» Do this:
Which lines run from the start of the records through the line containing "student-name-text: Storm. Ila: [857, 1747, 973, 1774]"? Return them as a JSON list of strings, one string per line, leaving out any blank lines.

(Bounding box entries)
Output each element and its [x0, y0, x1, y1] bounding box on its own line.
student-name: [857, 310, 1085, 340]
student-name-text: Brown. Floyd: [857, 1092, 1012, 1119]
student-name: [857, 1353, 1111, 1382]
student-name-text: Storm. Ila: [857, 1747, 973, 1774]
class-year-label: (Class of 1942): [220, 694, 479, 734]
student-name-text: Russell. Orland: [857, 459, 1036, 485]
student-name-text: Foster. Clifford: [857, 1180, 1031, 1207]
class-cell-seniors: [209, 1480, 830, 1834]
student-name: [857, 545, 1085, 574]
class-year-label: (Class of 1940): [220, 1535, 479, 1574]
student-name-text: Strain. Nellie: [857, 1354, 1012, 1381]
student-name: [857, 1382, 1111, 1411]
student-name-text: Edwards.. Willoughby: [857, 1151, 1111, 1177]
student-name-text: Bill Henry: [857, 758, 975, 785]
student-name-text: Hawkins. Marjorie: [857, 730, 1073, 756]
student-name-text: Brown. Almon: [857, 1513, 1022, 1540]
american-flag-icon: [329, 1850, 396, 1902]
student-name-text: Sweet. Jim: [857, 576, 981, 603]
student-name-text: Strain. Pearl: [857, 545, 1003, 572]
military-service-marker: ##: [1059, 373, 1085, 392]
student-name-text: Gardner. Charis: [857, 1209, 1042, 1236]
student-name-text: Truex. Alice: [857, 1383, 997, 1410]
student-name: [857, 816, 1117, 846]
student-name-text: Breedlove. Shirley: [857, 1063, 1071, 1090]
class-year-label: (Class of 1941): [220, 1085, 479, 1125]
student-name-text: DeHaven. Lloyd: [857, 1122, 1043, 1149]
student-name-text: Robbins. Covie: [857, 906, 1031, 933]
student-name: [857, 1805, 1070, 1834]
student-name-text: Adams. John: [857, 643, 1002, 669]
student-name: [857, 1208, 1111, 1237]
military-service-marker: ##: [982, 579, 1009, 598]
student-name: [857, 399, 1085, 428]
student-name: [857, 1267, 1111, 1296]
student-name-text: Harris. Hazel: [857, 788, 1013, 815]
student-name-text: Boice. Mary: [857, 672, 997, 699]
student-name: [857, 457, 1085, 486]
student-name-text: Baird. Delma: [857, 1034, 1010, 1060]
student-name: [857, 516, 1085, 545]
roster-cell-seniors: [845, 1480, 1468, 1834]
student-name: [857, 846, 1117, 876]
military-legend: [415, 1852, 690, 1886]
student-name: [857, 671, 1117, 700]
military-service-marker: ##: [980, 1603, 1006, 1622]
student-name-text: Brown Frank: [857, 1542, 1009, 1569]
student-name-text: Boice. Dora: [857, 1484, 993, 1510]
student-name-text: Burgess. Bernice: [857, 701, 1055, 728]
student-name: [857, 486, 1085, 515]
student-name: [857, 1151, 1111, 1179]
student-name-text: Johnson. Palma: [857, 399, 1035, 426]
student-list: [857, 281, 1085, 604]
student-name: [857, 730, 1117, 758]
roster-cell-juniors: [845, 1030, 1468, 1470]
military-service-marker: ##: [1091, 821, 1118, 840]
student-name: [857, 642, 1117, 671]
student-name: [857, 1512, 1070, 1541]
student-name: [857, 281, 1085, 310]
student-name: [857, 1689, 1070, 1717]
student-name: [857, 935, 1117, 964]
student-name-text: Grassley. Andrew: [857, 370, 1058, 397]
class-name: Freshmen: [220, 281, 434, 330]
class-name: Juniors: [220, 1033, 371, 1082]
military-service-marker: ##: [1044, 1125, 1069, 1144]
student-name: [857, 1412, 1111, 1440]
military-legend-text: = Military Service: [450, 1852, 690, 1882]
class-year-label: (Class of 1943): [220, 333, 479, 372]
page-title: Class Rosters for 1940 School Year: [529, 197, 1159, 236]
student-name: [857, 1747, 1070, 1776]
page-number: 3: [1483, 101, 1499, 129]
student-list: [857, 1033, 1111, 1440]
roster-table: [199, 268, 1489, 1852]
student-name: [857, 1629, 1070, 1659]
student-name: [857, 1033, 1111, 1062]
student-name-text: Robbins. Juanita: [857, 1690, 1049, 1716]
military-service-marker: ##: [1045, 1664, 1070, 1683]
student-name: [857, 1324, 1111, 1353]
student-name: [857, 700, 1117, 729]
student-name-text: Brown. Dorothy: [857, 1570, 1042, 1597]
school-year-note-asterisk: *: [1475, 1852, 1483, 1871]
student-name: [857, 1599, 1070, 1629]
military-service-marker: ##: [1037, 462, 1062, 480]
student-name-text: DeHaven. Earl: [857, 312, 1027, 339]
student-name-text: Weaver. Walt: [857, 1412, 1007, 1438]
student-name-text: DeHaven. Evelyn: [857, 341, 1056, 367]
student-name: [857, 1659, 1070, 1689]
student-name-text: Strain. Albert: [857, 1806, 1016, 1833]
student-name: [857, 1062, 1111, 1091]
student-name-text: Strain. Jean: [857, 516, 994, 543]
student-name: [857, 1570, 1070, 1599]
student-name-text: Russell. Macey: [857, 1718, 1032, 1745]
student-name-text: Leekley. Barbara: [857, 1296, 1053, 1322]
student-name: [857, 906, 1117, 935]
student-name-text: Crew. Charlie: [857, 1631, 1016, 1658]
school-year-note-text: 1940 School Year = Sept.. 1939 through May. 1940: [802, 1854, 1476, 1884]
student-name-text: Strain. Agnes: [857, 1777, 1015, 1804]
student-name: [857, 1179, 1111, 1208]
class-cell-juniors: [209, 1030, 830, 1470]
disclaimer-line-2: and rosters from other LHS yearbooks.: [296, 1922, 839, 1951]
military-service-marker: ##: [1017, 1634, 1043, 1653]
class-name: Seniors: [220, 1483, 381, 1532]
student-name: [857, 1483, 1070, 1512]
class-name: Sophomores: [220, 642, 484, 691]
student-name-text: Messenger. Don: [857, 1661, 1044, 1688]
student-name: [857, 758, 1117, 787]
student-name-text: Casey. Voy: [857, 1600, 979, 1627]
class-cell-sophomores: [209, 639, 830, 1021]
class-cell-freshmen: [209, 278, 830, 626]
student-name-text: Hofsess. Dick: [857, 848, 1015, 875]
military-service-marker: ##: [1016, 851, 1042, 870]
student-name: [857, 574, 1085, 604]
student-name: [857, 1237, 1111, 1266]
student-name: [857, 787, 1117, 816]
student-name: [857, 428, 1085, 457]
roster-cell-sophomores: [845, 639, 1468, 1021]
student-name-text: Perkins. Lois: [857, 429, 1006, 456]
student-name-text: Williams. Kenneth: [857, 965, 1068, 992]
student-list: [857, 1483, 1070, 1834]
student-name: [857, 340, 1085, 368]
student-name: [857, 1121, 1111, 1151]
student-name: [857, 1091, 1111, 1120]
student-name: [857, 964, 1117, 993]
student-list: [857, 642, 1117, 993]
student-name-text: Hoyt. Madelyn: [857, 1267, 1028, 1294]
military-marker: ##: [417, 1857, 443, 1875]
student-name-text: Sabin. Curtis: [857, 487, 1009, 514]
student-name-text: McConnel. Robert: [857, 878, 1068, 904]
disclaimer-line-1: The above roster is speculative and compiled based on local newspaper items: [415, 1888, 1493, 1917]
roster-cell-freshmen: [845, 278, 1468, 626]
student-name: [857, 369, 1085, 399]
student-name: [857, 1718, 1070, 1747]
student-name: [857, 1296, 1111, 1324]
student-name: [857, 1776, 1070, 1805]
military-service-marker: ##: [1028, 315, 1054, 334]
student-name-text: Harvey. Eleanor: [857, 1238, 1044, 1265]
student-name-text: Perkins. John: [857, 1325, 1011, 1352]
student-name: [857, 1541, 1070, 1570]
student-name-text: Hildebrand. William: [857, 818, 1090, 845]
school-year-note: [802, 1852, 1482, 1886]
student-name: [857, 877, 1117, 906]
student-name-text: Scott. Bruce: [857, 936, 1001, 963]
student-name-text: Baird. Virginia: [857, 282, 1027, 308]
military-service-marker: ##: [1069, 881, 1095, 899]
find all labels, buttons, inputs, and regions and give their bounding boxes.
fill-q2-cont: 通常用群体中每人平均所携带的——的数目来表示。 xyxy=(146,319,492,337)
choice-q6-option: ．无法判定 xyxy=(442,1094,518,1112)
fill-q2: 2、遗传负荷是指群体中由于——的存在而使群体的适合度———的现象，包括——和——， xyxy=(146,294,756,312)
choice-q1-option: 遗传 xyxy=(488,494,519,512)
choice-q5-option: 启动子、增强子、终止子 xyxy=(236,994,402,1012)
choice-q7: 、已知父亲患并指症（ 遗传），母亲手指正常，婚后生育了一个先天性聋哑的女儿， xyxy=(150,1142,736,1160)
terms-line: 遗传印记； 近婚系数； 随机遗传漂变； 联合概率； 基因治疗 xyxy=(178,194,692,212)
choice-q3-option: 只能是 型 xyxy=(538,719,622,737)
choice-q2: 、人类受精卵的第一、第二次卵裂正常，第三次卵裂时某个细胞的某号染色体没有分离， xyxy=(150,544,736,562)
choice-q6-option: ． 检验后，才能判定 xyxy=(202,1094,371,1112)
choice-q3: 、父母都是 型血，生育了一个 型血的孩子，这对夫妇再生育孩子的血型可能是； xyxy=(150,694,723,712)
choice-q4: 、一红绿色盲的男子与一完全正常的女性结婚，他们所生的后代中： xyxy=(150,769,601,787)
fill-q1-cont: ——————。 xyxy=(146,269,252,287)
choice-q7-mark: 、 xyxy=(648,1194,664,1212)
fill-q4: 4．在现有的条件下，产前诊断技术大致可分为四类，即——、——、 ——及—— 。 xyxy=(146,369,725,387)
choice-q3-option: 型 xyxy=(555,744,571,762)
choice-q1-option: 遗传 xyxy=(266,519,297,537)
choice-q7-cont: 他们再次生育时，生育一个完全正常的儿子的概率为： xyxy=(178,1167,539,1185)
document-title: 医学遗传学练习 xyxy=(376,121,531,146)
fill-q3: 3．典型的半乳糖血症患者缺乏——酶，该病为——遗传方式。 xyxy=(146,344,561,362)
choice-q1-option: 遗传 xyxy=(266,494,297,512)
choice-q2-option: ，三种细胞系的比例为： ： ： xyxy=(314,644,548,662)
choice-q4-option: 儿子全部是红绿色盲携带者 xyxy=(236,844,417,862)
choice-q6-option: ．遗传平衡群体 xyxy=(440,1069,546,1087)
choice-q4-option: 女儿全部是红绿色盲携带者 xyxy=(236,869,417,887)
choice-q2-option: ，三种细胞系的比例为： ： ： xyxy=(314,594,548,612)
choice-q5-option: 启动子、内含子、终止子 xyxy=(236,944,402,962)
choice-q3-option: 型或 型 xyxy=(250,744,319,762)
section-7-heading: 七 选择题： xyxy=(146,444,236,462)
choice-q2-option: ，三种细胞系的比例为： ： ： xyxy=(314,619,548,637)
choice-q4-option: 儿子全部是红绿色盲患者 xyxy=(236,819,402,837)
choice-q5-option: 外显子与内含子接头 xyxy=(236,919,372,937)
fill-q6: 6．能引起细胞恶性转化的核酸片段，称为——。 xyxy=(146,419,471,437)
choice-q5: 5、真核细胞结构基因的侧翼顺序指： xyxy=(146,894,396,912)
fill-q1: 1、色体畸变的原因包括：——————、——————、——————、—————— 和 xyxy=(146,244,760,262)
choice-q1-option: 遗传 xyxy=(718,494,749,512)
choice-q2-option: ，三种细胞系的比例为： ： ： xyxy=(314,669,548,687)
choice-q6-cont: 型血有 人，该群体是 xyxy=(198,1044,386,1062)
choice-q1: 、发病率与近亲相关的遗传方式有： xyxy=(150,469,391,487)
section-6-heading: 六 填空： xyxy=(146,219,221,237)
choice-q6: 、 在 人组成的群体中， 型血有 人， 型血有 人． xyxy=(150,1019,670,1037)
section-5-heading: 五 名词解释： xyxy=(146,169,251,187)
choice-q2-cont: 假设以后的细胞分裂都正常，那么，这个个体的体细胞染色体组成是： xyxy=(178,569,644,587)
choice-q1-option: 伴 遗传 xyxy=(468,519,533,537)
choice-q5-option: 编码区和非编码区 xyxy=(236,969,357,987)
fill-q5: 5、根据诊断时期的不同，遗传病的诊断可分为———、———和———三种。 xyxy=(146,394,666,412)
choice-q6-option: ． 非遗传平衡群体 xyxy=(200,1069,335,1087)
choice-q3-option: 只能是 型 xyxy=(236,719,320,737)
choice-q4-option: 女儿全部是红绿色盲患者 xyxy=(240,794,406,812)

» Result for this exercise:
[
  "Output each element and its [x0, y0, x1, y1] bounding box on its own line.",
  "student-name: [857, 310, 1085, 340]",
  "student-name-text: Brown. Floyd: [857, 1092, 1012, 1119]",
  "student-name: [857, 1353, 1111, 1382]",
  "student-name-text: Storm. Ila: [857, 1747, 973, 1774]"
]